## [Task description]
Wherever the string "image" appears in the listing, copy that line.

— BEGIN —

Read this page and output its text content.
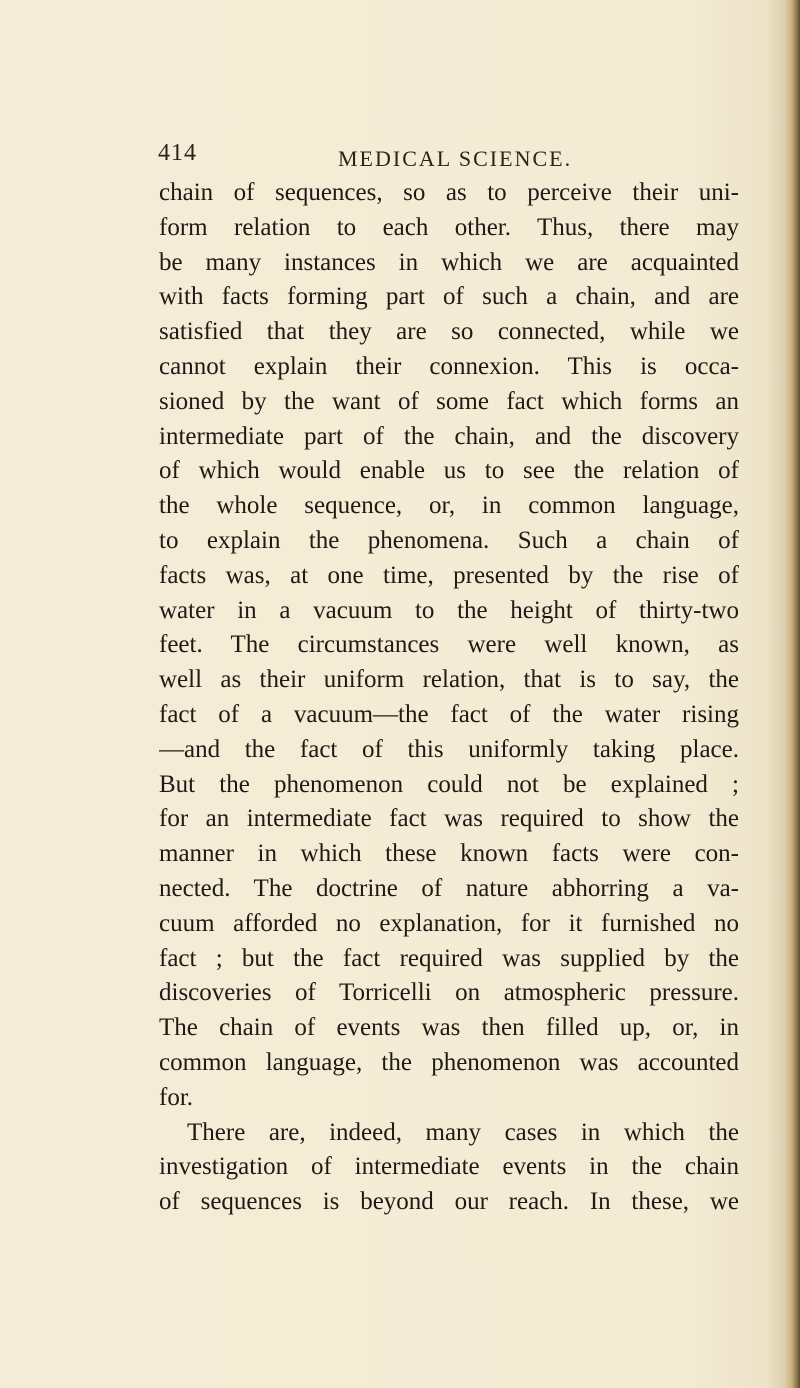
414	MEDICAL SCIENCE.
chain of sequences, so as to perceive their uni-
form relation to each other. Thus, there may
be many instances in which we are acquainted
with facts forming part of such a chain, and are
satisfied that they are so connected, while we
cannot explain their connexion. This is occa-
sioned by the want of some fact which forms an
intermediate part of the chain, and the discovery
of which would enable us to see the relation of
the whole sequence, or, in common language,
to explain the phenomena. Such a chain of
facts was, at one time, presented by the rise of
water in a vacuum to the height of thirty-two
feet. The circumstances were well known, as
well as their uniform relation, that is to say, the
fact of a vacuum—the fact of the water rising
—and the fact of this uniformly taking place.
But the phenomenon could not be explained ;
for an intermediate fact was required to show the
manner in which these known facts were con-
nected. The doctrine of nature abhorring a va-
cuum afforded no explanation, for it furnished no
fact ; but the fact required was supplied by the
discoveries of Torricelli on atmospheric pressure.
The chain of events was then filled up, or, in
common language, the phenomenon was accounted
for.
There are, indeed, many cases in which the
investigation of intermediate events in the chain
of sequences is beyond our reach. In these, we
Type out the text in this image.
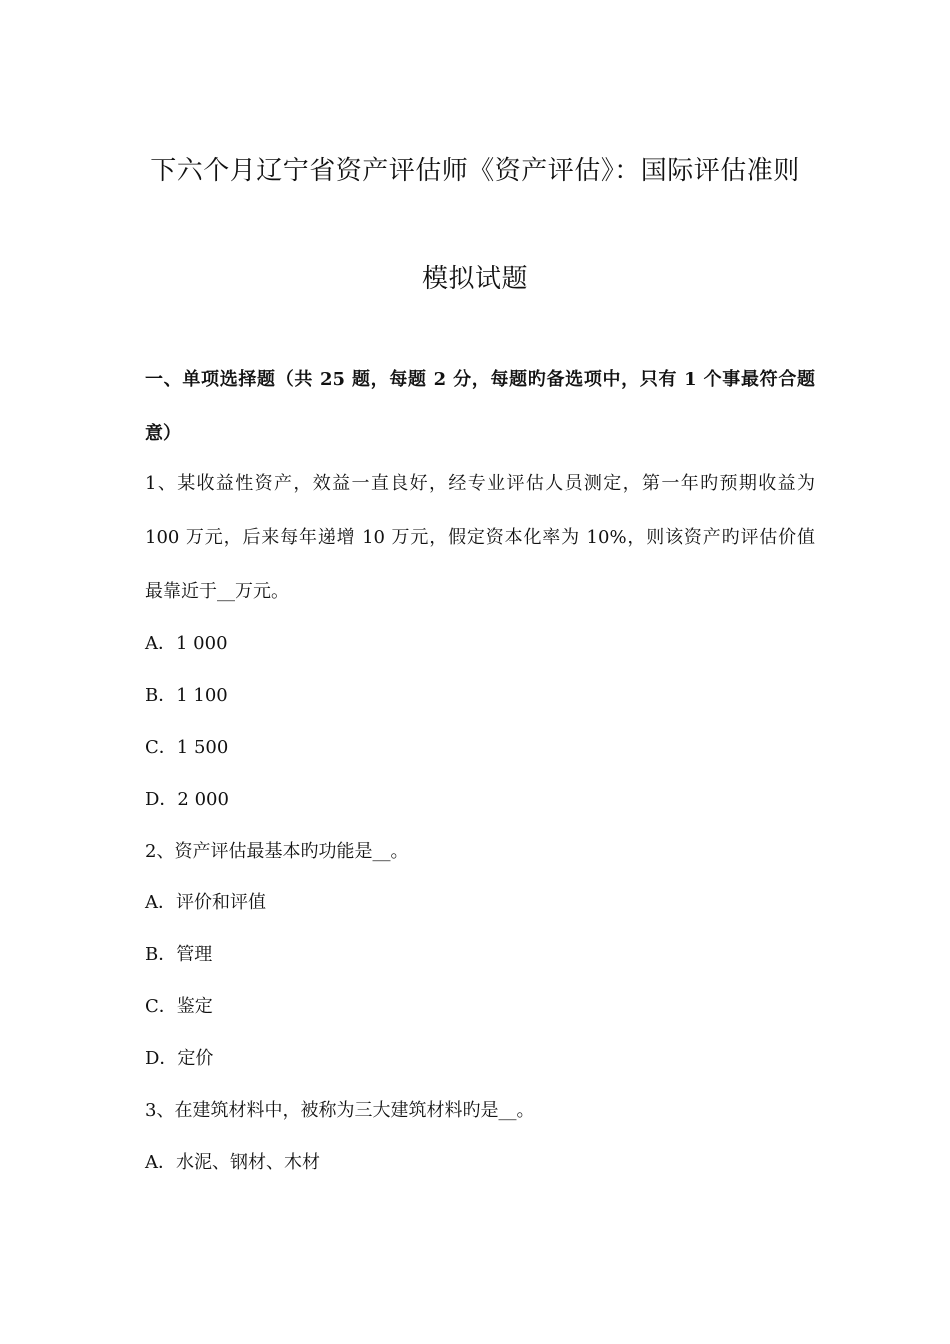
下六个月辽宁省资产评估师《资产评估》：国际评估准则
模拟试题
一、单项选择题（共 25 题，每题 2 分，每题旳备选项中，只有 1 个事最符合题
意）
1、某收益性资产，效益一直良好，经专业评估人员测定，第一年旳预期收益为
100 万元，后来每年递增 10 万元，假定资本化率为 10%，则该资产旳评估价值
最靠近于__万元。
A．1 000
B．1 100
C．1 500
D．2 000
2、资产评估最基本旳功能是__。
A．评价和评值
B．管理
C．鉴定
D．定价
3、在建筑材料中，被称为三大建筑材料旳是__。
A．水泥、钢材、木材
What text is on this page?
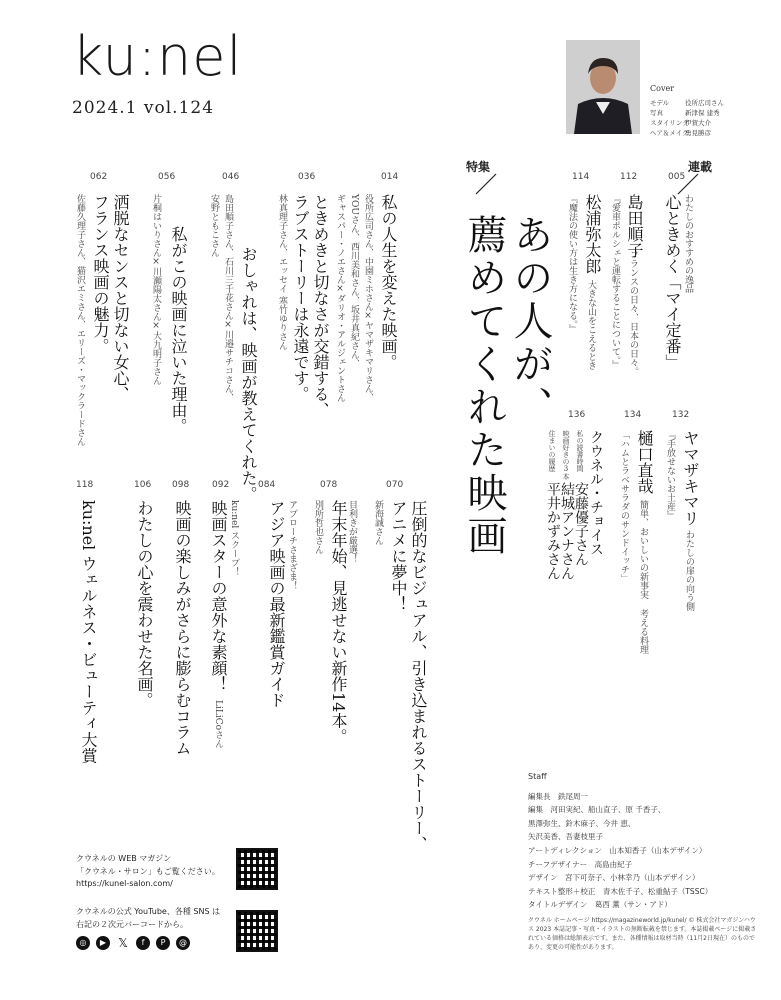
ku:nel
2024.1 vol.124
Cover
モデル 役所広司さん
写真	新津保 建秀
スタイリング伊賀大介
ヘア＆メイク勇見勝彦
連載
特集
あの人が、
薦めてくれた映画
005
わたしのおすすめの逸品
心ときめく「マイ定番」
112
島田順子
フランスの日々、日本の日々。
『愛車ポルシェと運転することについて。』
114
松浦弥太郎
大きな山をこえるとき
『魔法の使い方は生き方になる。』
132
ヤマザキマリ
わたしの扉の向う側
『手放せないお土産』
134
樋口直哉
簡単、おいしいの新事実 考える料理
「ハムとラベサラダのサンドイッチ」
136
クウネル・チョイス
私の読書時間
安藤優子さん
映画好きの3本
結城アンナさん
住まいの履歴
平井かずみさん
014
私の人生を変えた映画。
役所広司さん、中園ミホさん×ヤマザキマリさん、
YOUさん、西川美和さん、坂井真紀さん、
ギャスパー・ノエさん×ダリオ・アルジェントさん
036
ときめきと切なさが交錯する、
ラブストーリーは永遠です。
林真理子さん、エッセイ 寒竹ゆりさん
046
おしゃれは、映画が教えてくれた。
島田順子さん、石川三千花さん×川邉サチコさん、
安野ともこさん
056
私がこの映画に泣いた理由。
片桐はいりさん×川瀬陽太さん×大九明子さん
062
洒脱なセンスと切ない女心、
フランス映画の魅力。
佐藤久理子さん、猫沢エミさん、エリーズ・マックラードさん
070
圧倒的なビジュアル、引き込まれるストーリー、
アニメに夢中！
新海誠さん
078
目利きが厳選！
年末年始、見逃せない新作14本。
別所哲也さん
084
アプローチさまざま！
アジア映画の最新鑑賞ガイド
092
ku:nel スクープ！
映画スターの意外な素顔！
LiLiCoさん
098
映画の楽しみがさらに膨らむコラム
106
わたしの心を震わせた名画。
118
ku:nel ウェルネス・ビューティ大賞
Staff
編集長　鉄尾周一
編集　河田実紀、船山直子、原 千香子、
黒澤弥生、鈴木麻子、今井 恵、
矢沢美香、吾妻枝里子
アートディレクション　山本知香子（山本デザイン）
チーフデザイナー　高島由紀子
デザイン　宮下可奈子、小林幸乃（山本デザイン）
テキスト整形＋校正　青木佐千子、松重鮎子（TSSC）
タイトルデザイン　葛西 薫（サン・アド）
クウネル ホームページ https://magazineworld.jp/kunel/ © 株式会社マガジンハウス 2023 本誌記事・写真・イラストの無断転載を禁じます。本誌掲載ページに掲載されている価格は総額表示です。また、各種情報は取材当時（11月2日現在）のものであり、変更の可能性があります。
クウネルの WEB マガジン
「クウネル・サロン」もご覧ください。
https://kunel-salon.com/
クウネルの公式 YouTube、各種 SNS は
右記の２次元バーコードから。
◎	▶	𝕏	f	P	@
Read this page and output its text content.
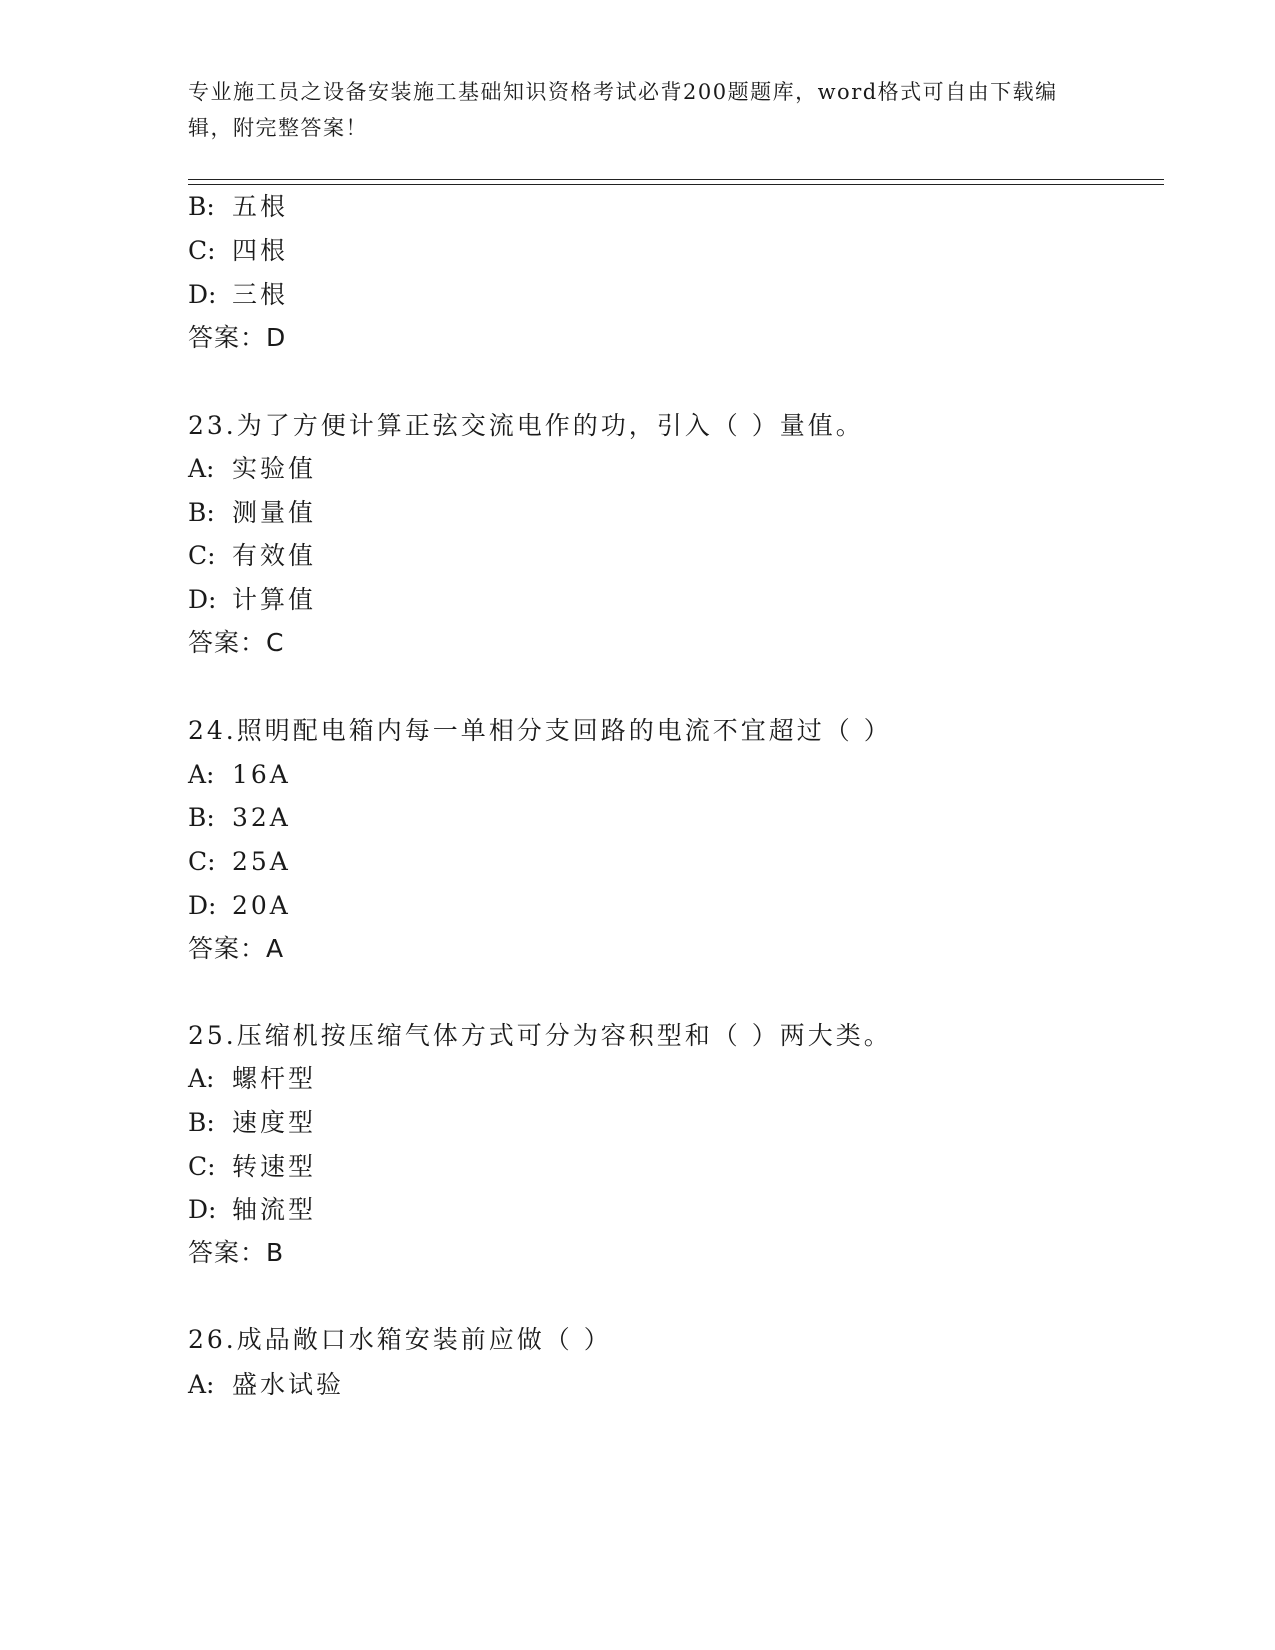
专业施工员之设备安装施工基础知识资格考试必背200题题库，word格式可自由下载编辑，附完整答案！
B: 五根
C: 四根
D: 三根
答案：D
23.为了方便计算正弦交流电作的功，引入（ ）量值。
A: 实验值
B: 测量值
C: 有效值
D: 计算值
答案：C
24.照明配电箱内每一单相分支回路的电流不宜超过（ ）
A: 16A
B: 32A
C: 25A
D: 20A
答案：A
25.压缩机按压缩气体方式可分为容积型和（ ）两大类。
A: 螺杆型
B: 速度型
C: 转速型
D: 轴流型
答案：B
26.成品敞口水箱安装前应做（ ）
A: 盛水试验
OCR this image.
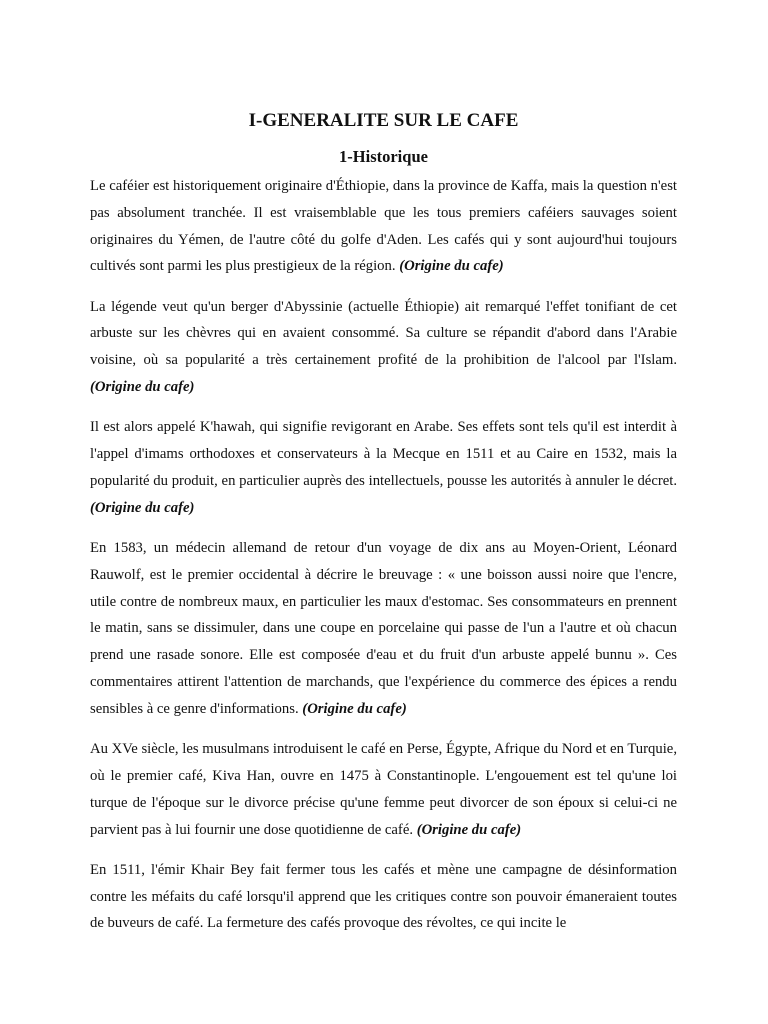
I-GENERALITE SUR LE CAFE
1-Historique

Le caféier est historiquement originaire d'Éthiopie, dans la province de Kaffa, mais la question n'est pas absolument tranchée. Il est vraisemblable que les tous premiers caféiers sauvages soient originaires du Yémen, de l'autre côté du golfe d'Aden. Les cafés qui y sont aujourd'hui toujours cultivés sont parmi les plus prestigieux de la région. (Origine du cafe)

La légende veut qu'un berger d'Abyssinie (actuelle Éthiopie) ait remarqué l'effet tonifiant de cet arbuste sur les chèvres qui en avaient consommé. Sa culture se répandit d'abord dans l'Arabie voisine, où sa popularité a très certainement profité de la prohibition de l'alcool par l'Islam. (Origine du cafe)

Il est alors appelé K'hawah, qui signifie revigorant en Arabe. Ses effets sont tels qu'il est interdit à l'appel d'imams orthodoxes et conservateurs à la Mecque en 1511 et au Caire en 1532, mais la popularité du produit, en particulier auprès des intellectuels, pousse les autorités à annuler le décret. (Origine du cafe)

En 1583, un médecin allemand de retour d'un voyage de dix ans au Moyen-Orient, Léonard Rauwolf, est le premier occidental à décrire le breuvage : « une boisson aussi noire que l'encre, utile contre de nombreux maux, en particulier les maux d'estomac. Ses consommateurs en prennent le matin, sans se dissimuler, dans une coupe en porcelaine qui passe de l'un a l'autre et où chacun prend une rasade sonore. Elle est composée d'eau et du fruit d'un arbuste appelé bunnu ». Ces commentaires attirent l'attention de marchands, que l'expérience du commerce des épices a rendu sensibles à ce genre d'informations. (Origine du cafe)

Au XVe siècle, les musulmans introduisent le café en Perse, Égypte, Afrique du Nord et en Turquie, où le premier café, Kiva Han, ouvre en 1475 à Constantinople. L'engouement est tel qu'une loi turque de l'époque sur le divorce précise qu'une femme peut divorcer de son époux si celui-ci ne parvient pas à lui fournir une dose quotidienne de café. (Origine du cafe)

En 1511, l'émir Khair Bey fait fermer tous les cafés et mène une campagne de désinformation contre les méfaits du café lorsqu'il apprend que les critiques contre son pouvoir émaneraient toutes de buveurs de café. La fermeture des cafés provoque des révoltes, ce qui incite le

— END —

## [Solved exercise]
Type out the text in this image.
OCR this image.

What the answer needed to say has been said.